---- Extracted information

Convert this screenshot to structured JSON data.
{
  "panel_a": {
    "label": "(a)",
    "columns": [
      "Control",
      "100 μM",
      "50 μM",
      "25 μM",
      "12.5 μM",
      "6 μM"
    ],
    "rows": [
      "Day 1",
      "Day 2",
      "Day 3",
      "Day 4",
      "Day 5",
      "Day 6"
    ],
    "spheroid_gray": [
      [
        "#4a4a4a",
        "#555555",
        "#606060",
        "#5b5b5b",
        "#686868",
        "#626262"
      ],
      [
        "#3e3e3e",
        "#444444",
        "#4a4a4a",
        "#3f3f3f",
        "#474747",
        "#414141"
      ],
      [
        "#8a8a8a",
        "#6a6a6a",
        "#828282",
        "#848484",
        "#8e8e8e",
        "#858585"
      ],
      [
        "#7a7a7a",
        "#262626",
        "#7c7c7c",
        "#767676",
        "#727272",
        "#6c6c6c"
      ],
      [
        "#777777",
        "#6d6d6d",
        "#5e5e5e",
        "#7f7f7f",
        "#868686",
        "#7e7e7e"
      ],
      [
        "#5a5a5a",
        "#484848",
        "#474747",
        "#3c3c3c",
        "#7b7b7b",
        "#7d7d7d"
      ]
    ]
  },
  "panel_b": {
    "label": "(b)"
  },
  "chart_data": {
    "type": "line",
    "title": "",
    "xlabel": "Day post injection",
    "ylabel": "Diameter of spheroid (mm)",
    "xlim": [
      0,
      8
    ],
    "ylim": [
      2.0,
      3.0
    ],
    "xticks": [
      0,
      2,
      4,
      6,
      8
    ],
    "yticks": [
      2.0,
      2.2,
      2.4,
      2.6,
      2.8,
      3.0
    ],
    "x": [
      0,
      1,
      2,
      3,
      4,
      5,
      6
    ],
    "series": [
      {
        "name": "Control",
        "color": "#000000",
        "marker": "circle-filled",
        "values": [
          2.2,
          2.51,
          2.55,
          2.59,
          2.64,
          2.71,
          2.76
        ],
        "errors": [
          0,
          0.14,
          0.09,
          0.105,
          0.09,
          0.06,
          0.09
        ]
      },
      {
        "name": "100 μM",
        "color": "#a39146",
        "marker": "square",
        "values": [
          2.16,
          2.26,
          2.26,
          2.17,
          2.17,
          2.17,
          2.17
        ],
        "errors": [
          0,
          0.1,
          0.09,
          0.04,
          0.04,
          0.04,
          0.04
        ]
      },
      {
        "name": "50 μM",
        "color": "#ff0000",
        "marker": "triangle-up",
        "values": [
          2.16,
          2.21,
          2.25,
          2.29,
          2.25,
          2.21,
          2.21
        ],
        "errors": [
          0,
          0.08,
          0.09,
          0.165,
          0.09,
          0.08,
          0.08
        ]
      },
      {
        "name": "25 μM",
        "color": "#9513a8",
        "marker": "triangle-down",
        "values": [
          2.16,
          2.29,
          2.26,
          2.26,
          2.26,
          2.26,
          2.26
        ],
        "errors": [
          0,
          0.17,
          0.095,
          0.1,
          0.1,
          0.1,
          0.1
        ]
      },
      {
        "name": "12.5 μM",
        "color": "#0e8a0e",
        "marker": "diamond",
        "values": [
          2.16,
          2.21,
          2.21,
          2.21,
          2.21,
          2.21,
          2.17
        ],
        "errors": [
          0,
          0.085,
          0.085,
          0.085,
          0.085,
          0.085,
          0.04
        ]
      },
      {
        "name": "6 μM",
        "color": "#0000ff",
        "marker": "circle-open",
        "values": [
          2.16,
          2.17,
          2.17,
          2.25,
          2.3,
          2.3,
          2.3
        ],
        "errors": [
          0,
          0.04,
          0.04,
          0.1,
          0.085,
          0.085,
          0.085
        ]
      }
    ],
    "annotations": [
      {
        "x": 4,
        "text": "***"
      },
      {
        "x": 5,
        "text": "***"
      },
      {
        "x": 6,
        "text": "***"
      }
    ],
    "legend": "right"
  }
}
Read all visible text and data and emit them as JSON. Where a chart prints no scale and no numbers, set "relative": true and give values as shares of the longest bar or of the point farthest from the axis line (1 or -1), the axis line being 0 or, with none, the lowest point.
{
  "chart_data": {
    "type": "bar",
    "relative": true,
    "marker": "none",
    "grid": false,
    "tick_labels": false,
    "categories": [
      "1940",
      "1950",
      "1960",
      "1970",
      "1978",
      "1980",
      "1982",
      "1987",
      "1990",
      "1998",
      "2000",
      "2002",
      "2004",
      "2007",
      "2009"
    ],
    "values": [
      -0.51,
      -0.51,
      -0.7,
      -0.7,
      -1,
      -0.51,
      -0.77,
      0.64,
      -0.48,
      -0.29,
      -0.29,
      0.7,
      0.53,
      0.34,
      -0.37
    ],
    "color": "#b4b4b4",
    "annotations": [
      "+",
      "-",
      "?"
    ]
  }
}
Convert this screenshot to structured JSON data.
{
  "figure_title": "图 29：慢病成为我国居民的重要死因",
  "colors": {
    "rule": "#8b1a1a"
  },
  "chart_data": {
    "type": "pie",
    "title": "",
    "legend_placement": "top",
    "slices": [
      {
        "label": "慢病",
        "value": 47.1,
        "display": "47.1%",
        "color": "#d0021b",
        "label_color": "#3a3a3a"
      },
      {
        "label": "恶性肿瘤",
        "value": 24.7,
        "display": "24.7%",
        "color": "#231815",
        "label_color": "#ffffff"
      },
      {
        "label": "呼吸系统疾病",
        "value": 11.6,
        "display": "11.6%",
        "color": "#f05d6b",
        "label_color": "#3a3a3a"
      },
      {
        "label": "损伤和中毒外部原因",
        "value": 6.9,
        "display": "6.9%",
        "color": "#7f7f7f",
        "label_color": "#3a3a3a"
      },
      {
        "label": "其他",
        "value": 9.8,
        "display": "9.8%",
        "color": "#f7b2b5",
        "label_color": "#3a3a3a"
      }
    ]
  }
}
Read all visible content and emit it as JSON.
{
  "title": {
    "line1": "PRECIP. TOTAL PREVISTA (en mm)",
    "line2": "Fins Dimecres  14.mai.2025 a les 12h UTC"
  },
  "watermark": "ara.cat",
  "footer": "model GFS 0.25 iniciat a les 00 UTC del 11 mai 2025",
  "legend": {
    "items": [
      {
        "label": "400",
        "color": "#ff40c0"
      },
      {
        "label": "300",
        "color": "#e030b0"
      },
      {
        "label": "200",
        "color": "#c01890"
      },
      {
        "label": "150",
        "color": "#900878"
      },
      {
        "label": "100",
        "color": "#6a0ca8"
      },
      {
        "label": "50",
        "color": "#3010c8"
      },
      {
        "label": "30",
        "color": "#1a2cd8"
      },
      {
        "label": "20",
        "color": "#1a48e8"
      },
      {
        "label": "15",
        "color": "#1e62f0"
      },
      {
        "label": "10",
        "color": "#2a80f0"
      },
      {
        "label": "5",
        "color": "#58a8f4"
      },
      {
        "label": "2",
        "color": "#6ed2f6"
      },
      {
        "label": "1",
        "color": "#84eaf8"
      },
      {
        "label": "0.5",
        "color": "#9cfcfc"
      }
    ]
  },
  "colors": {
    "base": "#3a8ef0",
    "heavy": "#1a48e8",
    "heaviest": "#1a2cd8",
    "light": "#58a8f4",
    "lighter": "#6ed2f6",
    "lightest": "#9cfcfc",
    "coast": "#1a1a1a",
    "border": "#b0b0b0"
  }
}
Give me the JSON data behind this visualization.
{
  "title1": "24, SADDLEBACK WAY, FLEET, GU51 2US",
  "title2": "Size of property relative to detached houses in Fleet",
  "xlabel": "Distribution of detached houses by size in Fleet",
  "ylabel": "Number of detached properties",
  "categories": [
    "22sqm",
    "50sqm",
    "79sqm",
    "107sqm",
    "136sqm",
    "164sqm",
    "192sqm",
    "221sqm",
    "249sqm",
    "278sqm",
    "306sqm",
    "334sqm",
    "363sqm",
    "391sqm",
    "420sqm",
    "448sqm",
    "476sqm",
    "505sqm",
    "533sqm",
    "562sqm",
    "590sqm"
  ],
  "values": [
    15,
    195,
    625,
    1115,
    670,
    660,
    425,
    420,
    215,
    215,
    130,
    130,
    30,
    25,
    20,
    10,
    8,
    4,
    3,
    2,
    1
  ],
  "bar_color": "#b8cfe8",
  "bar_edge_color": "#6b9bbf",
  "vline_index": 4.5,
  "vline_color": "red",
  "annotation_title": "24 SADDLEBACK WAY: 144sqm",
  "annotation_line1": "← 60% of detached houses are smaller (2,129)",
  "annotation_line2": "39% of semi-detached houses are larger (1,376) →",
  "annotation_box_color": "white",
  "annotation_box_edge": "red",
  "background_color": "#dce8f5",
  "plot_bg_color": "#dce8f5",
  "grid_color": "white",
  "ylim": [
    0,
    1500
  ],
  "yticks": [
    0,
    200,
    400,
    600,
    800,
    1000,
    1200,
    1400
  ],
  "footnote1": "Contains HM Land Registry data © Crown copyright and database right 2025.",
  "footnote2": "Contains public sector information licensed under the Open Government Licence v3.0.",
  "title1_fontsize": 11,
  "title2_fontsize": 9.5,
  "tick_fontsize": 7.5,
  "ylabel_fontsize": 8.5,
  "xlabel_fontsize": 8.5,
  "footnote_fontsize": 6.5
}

--------

Given instruction:
Report each line of the material above where the word "relative" appears.

Right answer:
Read all visible text and data and emit them as JSON. Where a chart prints no scale and no numbers, set "relative": true and give values as shares of the longest bar or of the point farthest from the axis line (1 or -1), the axis line being 0 or, with none, the lowest point.
    "relative": true,
  "title2": "Size of property relative to detached houses in Fleet",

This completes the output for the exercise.